Extracted records:
-- begin --

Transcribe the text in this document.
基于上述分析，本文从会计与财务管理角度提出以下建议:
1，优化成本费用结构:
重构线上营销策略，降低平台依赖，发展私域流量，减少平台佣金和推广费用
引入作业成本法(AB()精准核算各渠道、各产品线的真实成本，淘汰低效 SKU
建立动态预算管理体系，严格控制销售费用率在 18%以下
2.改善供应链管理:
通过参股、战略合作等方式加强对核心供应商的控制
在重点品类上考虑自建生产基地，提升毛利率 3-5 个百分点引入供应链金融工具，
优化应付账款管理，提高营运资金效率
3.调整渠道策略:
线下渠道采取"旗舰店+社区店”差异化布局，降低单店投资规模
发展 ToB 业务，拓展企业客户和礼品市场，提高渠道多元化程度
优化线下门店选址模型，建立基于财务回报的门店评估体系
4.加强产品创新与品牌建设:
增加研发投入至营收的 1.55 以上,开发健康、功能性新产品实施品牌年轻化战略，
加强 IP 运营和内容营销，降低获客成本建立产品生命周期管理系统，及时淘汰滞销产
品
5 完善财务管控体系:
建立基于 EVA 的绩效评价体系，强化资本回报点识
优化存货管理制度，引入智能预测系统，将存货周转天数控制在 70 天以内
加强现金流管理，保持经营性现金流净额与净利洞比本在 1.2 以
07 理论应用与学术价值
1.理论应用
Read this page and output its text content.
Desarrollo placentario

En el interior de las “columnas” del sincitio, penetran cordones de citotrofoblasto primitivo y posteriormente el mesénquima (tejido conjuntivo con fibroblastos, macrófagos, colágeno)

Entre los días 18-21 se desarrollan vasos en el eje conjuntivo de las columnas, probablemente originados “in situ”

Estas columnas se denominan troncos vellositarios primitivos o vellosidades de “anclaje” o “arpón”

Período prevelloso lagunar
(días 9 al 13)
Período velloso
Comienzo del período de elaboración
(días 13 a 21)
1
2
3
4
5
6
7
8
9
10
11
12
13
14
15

-- end --

WHAT IS BEING ASKED: Return the entries above exactly as they appear.

THE OUTPUT:
Transcribe the text in this document.
基于上述分析，本文从会计与财务管理角度提出以下建议:
1，优化成本费用结构:
重构线上营销策略，降低平台依赖，发展私域流量，减少平台佣金和推广费用
引入作业成本法(AB()精准核算各渠道、各产品线的真实成本，淘汰低效 SKU
建立动态预算管理体系，严格控制销售费用率在 18%以下
2.改善供应链管理:
通过参股、战略合作等方式加强对核心供应商的控制
在重点品类上考虑自建生产基地，提升毛利率 3-5 个百分点引入供应链金融工具，
优化应付账款管理，提高营运资金效率
3.调整渠道策略:
线下渠道采取"旗舰店+社区店”差异化布局，降低单店投资规模
发展 ToB 业务，拓展企业客户和礼品市场，提高渠道多元化程度
优化线下门店选址模型，建立基于财务回报的门店评估体系
4.加强产品创新与品牌建设:
增加研发投入至营收的 1.55 以上,开发健康、功能性新产品实施品牌年轻化战略，
加强 IP 运营和内容营销，降低获客成本建立产品生命周期管理系统，及时淘汰滞销产
品
5 完善财务管控体系:
建立基于 EVA 的绩效评价体系，强化资本回报点识
优化存货管理制度，引入智能预测系统，将存货周转天数控制在 70 天以内
加强现金流管理，保持经营性现金流净额与净利洞比本在 1.2 以
07 理论应用与学术价值
1.理论应用
Read this page and output its text content.
Desarrollo placentario

En el interior de las “columnas” del sincitio, penetran cordones de citotrofoblasto primitivo y posteriormente el mesénquima (tejido conjuntivo con fibroblastos, macrófagos, colágeno)

Entre los días 18-21 se desarrollan vasos en el eje conjuntivo de las columnas, probablemente originados “in situ”

Estas columnas se denominan troncos vellositarios primitivos o vellosidades de “anclaje” o “arpón”

Período prevelloso lagunar
(días 9 al 13)
Período velloso
Comienzo del período de elaboración
(días 13 a 21)
1
2
3
4
5
6
7
8
9
10
11
12
13
14
15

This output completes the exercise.